== Supplied records ==
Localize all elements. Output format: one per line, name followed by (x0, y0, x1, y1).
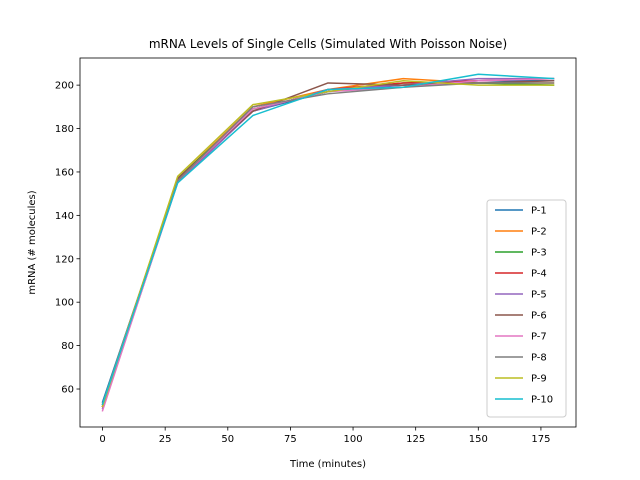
x-tick-label: 125 (406, 434, 425, 445)
y-tick-label: 80 (61, 341, 74, 352)
legend-label: P-3 (531, 248, 547, 259)
x-tick-label: 25 (159, 434, 172, 445)
legend: P-1 P-2 P-3 P-4 P-5 P-6 P-7 P-8 P-9 P-10 (486, 199, 567, 418)
legend-label: P-10 (531, 395, 553, 406)
legend-label: P-1 (531, 206, 547, 217)
x-axis-label: Time (minutes) (289, 459, 366, 470)
y-tick-label: 60 (61, 385, 74, 396)
y-axis-label: mRNA (# molecules) (27, 190, 38, 294)
legend-label: P-7 (531, 332, 547, 343)
y-axis-ticks: 60 80 100 120 140 160 180 200 (55, 81, 80, 396)
y-tick-label: 200 (55, 81, 74, 92)
x-tick-label: 175 (531, 434, 550, 445)
y-tick-label: 120 (55, 254, 74, 265)
y-tick-label: 180 (55, 124, 74, 135)
legend-label: P-9 (531, 374, 547, 385)
x-tick-label: 0 (99, 434, 105, 445)
legend-label: P-6 (531, 311, 547, 322)
series-line-p-10 (101, 73, 555, 406)
chart-title: mRNA Levels of Single Cells (Simulated W… (149, 37, 507, 51)
series-layer (101, 73, 555, 412)
series-line-p-9 (101, 80, 555, 408)
legend-label: P-2 (531, 227, 547, 238)
series-line-p-8 (101, 82, 555, 406)
legend-label: P-5 (531, 290, 547, 301)
legend-box (486, 199, 567, 418)
legend-label: P-4 (531, 269, 547, 280)
y-tick-label: 100 (55, 298, 74, 309)
x-axis-ticks: 0 25 50 75 100 125 150 175 (99, 427, 550, 445)
x-tick-label: 75 (284, 434, 297, 445)
y-tick-label: 160 (55, 167, 74, 178)
x-tick-label: 100 (344, 434, 363, 445)
y-tick-label: 140 (55, 211, 74, 222)
x-tick-label: 50 (221, 434, 234, 445)
plot-frame (79, 57, 577, 428)
legend-label: P-8 (531, 353, 547, 364)
x-tick-label: 150 (469, 434, 488, 445)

== Requirement ==
Each entry above should be written out verbatim, minus its pictures.

== Written answer ==
Localize all elements. Output format: one per line, name followed by (x0, y0, x1, y1).
x-tick-label: 125 (406, 434, 425, 445)
y-tick-label: 80 (61, 341, 74, 352)
legend-label: P-3 (531, 248, 547, 259)
x-tick-label: 25 (159, 434, 172, 445)
legend: P-1 P-2 P-3 P-4 P-5 P-6 P-7 P-8 P-9 P-10 (486, 199, 567, 418)
legend-label: P-10 (531, 395, 553, 406)
legend-label: P-1 (531, 206, 547, 217)
x-axis-label: Time (minutes) (289, 459, 366, 470)
y-tick-label: 60 (61, 385, 74, 396)
y-axis-label: mRNA (# molecules) (27, 190, 38, 294)
legend-label: P-7 (531, 332, 547, 343)
y-axis-ticks: 60 80 100 120 140 160 180 200 (55, 81, 80, 396)
y-tick-label: 200 (55, 81, 74, 92)
x-tick-label: 175 (531, 434, 550, 445)
y-tick-label: 120 (55, 254, 74, 265)
y-tick-label: 180 (55, 124, 74, 135)
legend-label: P-9 (531, 374, 547, 385)
x-tick-label: 0 (99, 434, 105, 445)
legend-label: P-6 (531, 311, 547, 322)
series-line-p-10 (101, 73, 555, 406)
chart-title: mRNA Levels of Single Cells (Simulated W… (149, 37, 507, 51)
series-layer (101, 73, 555, 412)
series-line-p-9 (101, 80, 555, 408)
legend-label: P-2 (531, 227, 547, 238)
series-line-p-8 (101, 82, 555, 406)
legend-label: P-5 (531, 290, 547, 301)
legend-box (486, 199, 567, 418)
legend-label: P-4 (531, 269, 547, 280)
y-tick-label: 100 (55, 298, 74, 309)
x-axis-ticks: 0 25 50 75 100 125 150 175 (99, 427, 550, 445)
x-tick-label: 75 (284, 434, 297, 445)
y-tick-label: 160 (55, 167, 74, 178)
x-tick-label: 100 (344, 434, 363, 445)
y-tick-label: 140 (55, 211, 74, 222)
x-tick-label: 50 (221, 434, 234, 445)
plot-frame (79, 57, 577, 428)
legend-label: P-8 (531, 353, 547, 364)
x-tick-label: 150 (469, 434, 488, 445)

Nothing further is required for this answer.